### To be done
Report each line of the data that has "name" somewhere in it.
────
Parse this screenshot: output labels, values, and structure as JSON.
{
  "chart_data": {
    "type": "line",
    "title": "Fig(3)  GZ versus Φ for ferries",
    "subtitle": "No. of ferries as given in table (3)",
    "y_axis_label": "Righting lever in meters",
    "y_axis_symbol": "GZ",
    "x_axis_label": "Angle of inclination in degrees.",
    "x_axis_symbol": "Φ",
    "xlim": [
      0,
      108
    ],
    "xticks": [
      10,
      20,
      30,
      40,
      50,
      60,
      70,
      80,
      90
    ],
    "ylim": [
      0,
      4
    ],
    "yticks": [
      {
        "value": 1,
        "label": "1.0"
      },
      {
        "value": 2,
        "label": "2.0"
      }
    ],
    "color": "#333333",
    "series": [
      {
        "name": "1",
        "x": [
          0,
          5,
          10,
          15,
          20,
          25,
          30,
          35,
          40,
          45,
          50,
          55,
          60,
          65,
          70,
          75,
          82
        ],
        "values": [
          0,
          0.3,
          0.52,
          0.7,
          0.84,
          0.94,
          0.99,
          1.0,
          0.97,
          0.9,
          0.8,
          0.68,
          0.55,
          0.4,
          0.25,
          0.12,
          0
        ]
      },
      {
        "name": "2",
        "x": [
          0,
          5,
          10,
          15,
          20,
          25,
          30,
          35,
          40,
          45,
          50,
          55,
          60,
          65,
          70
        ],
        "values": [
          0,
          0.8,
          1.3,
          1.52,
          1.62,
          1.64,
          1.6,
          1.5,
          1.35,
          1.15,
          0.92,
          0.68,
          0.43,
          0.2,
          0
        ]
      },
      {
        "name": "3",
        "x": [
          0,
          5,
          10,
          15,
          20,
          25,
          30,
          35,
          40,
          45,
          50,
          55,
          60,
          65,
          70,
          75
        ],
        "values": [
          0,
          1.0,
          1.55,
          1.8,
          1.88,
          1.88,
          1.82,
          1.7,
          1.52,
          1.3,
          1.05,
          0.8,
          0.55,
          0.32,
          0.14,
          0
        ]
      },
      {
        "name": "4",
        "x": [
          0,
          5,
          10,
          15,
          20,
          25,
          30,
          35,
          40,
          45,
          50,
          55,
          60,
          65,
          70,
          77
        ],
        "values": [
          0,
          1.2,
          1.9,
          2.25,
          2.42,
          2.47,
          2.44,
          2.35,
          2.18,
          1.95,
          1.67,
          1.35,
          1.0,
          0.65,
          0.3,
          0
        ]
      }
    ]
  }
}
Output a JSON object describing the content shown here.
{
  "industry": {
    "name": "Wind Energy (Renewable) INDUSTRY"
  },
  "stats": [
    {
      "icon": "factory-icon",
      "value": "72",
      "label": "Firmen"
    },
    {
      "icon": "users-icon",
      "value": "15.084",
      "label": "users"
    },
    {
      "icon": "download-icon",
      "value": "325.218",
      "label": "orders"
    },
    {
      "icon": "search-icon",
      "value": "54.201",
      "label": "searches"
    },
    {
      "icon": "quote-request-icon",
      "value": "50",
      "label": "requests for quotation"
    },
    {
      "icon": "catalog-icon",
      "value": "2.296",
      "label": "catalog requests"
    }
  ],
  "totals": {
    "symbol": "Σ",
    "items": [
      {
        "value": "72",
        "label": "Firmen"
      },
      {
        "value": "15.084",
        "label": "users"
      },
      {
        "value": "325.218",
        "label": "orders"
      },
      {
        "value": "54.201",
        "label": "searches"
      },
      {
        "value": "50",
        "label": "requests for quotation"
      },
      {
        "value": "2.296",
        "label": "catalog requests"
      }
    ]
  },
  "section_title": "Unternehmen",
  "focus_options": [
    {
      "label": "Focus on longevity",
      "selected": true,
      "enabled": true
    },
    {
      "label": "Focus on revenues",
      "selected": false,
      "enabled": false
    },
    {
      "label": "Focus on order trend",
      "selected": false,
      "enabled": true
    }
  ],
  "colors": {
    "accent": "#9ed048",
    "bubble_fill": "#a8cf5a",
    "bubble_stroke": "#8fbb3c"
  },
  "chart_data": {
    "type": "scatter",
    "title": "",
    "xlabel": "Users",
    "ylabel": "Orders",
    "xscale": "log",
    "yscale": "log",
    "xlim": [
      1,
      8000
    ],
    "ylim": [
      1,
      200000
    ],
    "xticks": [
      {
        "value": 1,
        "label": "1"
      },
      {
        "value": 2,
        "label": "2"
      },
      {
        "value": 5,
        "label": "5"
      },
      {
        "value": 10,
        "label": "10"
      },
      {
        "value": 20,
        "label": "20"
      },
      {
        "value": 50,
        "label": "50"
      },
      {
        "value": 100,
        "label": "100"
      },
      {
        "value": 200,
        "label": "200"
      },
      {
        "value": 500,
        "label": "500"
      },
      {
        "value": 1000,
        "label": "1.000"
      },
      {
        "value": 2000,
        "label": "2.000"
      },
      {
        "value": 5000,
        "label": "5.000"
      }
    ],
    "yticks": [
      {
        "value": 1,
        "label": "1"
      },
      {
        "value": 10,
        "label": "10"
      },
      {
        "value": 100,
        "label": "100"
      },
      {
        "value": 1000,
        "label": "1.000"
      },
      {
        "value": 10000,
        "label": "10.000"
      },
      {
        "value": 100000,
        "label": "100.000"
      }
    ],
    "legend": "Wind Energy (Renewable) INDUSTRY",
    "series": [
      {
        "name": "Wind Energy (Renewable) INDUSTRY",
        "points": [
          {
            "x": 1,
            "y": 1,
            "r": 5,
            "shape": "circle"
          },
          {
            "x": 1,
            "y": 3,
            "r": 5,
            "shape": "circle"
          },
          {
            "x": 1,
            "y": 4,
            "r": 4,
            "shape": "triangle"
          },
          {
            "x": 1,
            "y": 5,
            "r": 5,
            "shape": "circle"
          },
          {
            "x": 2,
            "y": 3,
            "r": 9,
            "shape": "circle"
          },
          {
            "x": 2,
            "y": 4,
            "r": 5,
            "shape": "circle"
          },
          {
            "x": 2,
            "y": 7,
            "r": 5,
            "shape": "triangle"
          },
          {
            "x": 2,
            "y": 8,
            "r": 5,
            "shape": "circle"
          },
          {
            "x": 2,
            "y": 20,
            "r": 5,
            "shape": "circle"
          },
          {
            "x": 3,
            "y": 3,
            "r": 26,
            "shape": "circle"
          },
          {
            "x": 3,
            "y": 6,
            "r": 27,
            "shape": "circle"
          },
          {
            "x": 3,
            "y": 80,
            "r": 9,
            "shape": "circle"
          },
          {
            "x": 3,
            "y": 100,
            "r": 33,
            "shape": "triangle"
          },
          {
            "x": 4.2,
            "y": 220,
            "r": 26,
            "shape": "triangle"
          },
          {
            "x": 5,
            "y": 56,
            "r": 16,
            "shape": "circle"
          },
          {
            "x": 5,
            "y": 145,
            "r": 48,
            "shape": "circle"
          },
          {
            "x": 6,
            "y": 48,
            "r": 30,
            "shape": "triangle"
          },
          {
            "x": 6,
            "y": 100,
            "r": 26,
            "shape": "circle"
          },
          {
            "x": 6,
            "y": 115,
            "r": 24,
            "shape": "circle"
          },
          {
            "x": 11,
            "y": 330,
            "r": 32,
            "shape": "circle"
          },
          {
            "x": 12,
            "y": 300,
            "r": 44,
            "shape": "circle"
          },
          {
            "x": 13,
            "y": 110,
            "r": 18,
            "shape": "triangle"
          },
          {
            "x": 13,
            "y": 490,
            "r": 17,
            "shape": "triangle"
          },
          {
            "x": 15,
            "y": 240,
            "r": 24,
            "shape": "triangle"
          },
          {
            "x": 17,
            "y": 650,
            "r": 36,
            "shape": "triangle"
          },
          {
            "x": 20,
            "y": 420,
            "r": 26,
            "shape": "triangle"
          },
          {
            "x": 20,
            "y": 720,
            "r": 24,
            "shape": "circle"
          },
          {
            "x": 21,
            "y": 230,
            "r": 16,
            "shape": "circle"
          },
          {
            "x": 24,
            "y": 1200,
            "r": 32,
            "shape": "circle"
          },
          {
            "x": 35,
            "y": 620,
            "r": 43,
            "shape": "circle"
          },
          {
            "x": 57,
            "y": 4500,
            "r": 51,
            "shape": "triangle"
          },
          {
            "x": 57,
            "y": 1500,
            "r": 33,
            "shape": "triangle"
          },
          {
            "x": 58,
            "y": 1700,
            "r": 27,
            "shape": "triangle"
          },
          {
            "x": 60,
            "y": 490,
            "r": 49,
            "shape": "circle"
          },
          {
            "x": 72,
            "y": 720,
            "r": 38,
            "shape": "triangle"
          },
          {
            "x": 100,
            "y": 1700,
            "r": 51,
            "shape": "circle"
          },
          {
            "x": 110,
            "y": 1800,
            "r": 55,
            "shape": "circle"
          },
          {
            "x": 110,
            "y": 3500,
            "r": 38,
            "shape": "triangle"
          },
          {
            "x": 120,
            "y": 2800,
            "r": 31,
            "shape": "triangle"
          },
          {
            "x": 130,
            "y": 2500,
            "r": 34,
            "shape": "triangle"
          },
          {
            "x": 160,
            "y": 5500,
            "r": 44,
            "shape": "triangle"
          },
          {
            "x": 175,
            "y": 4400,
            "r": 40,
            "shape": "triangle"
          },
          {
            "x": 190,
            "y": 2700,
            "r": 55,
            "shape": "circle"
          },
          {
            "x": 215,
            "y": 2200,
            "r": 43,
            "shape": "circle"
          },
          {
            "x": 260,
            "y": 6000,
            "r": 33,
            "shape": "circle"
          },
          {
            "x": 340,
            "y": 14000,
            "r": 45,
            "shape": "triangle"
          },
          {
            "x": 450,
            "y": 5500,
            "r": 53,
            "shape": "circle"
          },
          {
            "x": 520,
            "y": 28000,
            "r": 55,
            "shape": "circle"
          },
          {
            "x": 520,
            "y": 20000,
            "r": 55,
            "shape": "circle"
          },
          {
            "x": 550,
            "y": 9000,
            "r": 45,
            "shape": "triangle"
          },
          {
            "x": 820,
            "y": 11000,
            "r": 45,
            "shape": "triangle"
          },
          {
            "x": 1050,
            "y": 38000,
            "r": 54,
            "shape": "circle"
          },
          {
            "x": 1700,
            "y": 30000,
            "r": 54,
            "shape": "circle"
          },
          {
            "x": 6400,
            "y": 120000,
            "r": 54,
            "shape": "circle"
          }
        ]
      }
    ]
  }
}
────
### Written solution
        "name": "1",
        "name": "2",
        "name": "3",
        "name": "4",
    "name": "Wind Energy (Renewable) INDUSTRY"
        "name": "Wind Energy (Renewable) INDUSTRY",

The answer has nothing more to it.